Will you give every entry again exactly as it stands?

(Records from a data source)
- - - -
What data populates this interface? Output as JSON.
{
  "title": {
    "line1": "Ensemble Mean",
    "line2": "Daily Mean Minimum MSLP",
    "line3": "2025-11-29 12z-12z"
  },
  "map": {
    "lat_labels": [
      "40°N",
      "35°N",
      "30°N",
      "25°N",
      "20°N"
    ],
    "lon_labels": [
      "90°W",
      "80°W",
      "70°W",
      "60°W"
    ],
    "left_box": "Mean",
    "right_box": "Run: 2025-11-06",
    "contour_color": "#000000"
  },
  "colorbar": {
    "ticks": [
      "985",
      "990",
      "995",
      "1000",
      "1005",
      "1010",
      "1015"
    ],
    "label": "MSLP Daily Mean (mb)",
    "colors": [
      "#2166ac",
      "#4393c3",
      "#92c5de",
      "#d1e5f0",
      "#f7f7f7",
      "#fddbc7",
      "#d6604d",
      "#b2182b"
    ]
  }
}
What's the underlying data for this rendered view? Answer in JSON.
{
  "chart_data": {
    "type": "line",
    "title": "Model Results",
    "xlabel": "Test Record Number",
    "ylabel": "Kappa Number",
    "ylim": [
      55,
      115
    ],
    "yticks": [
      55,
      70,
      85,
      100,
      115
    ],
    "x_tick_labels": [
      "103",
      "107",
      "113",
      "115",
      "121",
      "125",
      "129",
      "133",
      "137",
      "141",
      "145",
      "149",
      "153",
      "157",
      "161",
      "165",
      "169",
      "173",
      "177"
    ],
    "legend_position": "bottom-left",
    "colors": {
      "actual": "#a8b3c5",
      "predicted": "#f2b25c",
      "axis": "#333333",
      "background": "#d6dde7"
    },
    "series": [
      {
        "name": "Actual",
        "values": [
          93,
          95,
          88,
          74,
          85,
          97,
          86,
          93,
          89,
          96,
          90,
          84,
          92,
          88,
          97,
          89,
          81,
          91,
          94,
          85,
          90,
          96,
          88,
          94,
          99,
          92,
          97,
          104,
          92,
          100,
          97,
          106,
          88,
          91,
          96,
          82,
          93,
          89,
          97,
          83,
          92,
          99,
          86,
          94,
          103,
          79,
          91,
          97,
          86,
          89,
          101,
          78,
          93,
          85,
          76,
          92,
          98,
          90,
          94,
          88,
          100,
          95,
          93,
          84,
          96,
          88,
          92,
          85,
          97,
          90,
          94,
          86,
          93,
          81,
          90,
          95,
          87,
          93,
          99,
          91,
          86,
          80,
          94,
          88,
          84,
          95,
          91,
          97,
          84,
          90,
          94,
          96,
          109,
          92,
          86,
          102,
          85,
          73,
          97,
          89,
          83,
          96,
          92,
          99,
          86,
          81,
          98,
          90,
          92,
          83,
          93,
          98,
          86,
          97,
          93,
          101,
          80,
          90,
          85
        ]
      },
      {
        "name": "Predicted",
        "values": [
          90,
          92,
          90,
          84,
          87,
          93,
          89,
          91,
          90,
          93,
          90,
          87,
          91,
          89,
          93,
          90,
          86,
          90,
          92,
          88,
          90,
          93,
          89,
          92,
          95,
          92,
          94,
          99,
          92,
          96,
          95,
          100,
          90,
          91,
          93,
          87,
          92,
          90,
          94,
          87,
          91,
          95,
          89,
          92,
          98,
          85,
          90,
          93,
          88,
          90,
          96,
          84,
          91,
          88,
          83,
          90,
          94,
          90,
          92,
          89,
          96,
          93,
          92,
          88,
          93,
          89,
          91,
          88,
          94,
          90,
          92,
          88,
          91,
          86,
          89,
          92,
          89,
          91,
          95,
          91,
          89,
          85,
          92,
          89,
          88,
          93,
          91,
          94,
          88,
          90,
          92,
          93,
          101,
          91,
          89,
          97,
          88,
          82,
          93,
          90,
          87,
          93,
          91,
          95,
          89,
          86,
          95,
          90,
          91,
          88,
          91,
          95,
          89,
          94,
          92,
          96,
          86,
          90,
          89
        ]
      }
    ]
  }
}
- - - -
* SOLUTION TO THIS TASK
What data populates this interface? Output as JSON.
{
  "title": {
    "line1": "Ensemble Mean",
    "line2": "Daily Mean Minimum MSLP",
    "line3": "2025-11-29 12z-12z"
  },
  "map": {
    "lat_labels": [
      "40°N",
      "35°N",
      "30°N",
      "25°N",
      "20°N"
    ],
    "lon_labels": [
      "90°W",
      "80°W",
      "70°W",
      "60°W"
    ],
    "left_box": "Mean",
    "right_box": "Run: 2025-11-06",
    "contour_color": "#000000"
  },
  "colorbar": {
    "ticks": [
      "985",
      "990",
      "995",
      "1000",
      "1005",
      "1010",
      "1015"
    ],
    "label": "MSLP Daily Mean (mb)",
    "colors": [
      "#2166ac",
      "#4393c3",
      "#92c5de",
      "#d1e5f0",
      "#f7f7f7",
      "#fddbc7",
      "#d6604d",
      "#b2182b"
    ]
  }
}
What's the underlying data for this rendered view? Answer in JSON.
{
  "chart_data": {
    "type": "line",
    "title": "Model Results",
    "xlabel": "Test Record Number",
    "ylabel": "Kappa Number",
    "ylim": [
      55,
      115
    ],
    "yticks": [
      55,
      70,
      85,
      100,
      115
    ],
    "x_tick_labels": [
      "103",
      "107",
      "113",
      "115",
      "121",
      "125",
      "129",
      "133",
      "137",
      "141",
      "145",
      "149",
      "153",
      "157",
      "161",
      "165",
      "169",
      "173",
      "177"
    ],
    "legend_position": "bottom-left",
    "colors": {
      "actual": "#a8b3c5",
      "predicted": "#f2b25c",
      "axis": "#333333",
      "background": "#d6dde7"
    },
    "series": [
      {
        "name": "Actual",
        "values": [
          93,
          95,
          88,
          74,
          85,
          97,
          86,
          93,
          89,
          96,
          90,
          84,
          92,
          88,
          97,
          89,
          81,
          91,
          94,
          85,
          90,
          96,
          88,
          94,
          99,
          92,
          97,
          104,
          92,
          100,
          97,
          106,
          88,
          91,
          96,
          82,
          93,
          89,
          97,
          83,
          92,
          99,
          86,
          94,
          103,
          79,
          91,
          97,
          86,
          89,
          101,
          78,
          93,
          85,
          76,
          92,
          98,
          90,
          94,
          88,
          100,
          95,
          93,
          84,
          96,
          88,
          92,
          85,
          97,
          90,
          94,
          86,
          93,
          81,
          90,
          95,
          87,
          93,
          99,
          91,
          86,
          80,
          94,
          88,
          84,
          95,
          91,
          97,
          84,
          90,
          94,
          96,
          109,
          92,
          86,
          102,
          85,
          73,
          97,
          89,
          83,
          96,
          92,
          99,
          86,
          81,
          98,
          90,
          92,
          83,
          93,
          98,
          86,
          97,
          93,
          101,
          80,
          90,
          85
        ]
      },
      {
        "name": "Predicted",
        "values": [
          90,
          92,
          90,
          84,
          87,
          93,
          89,
          91,
          90,
          93,
          90,
          87,
          91,
          89,
          93,
          90,
          86,
          90,
          92,
          88,
          90,
          93,
          89,
          92,
          95,
          92,
          94,
          99,
          92,
          96,
          95,
          100,
          90,
          91,
          93,
          87,
          92,
          90,
          94,
          87,
          91,
          95,
          89,
          92,
          98,
          85,
          90,
          93,
          88,
          90,
          96,
          84,
          91,
          88,
          83,
          90,
          94,
          90,
          92,
          89,
          96,
          93,
          92,
          88,
          93,
          89,
          91,
          88,
          94,
          90,
          92,
          88,
          91,
          86,
          89,
          92,
          89,
          91,
          95,
          91,
          89,
          85,
          92,
          89,
          88,
          93,
          91,
          94,
          88,
          90,
          92,
          93,
          101,
          91,
          89,
          97,
          88,
          82,
          93,
          90,
          87,
          93,
          91,
          95,
          89,
          86,
          95,
          90,
          91,
          88,
          91,
          95,
          89,
          94,
          92,
          96,
          86,
          90,
          89
        ]
      }
    ]
  }
}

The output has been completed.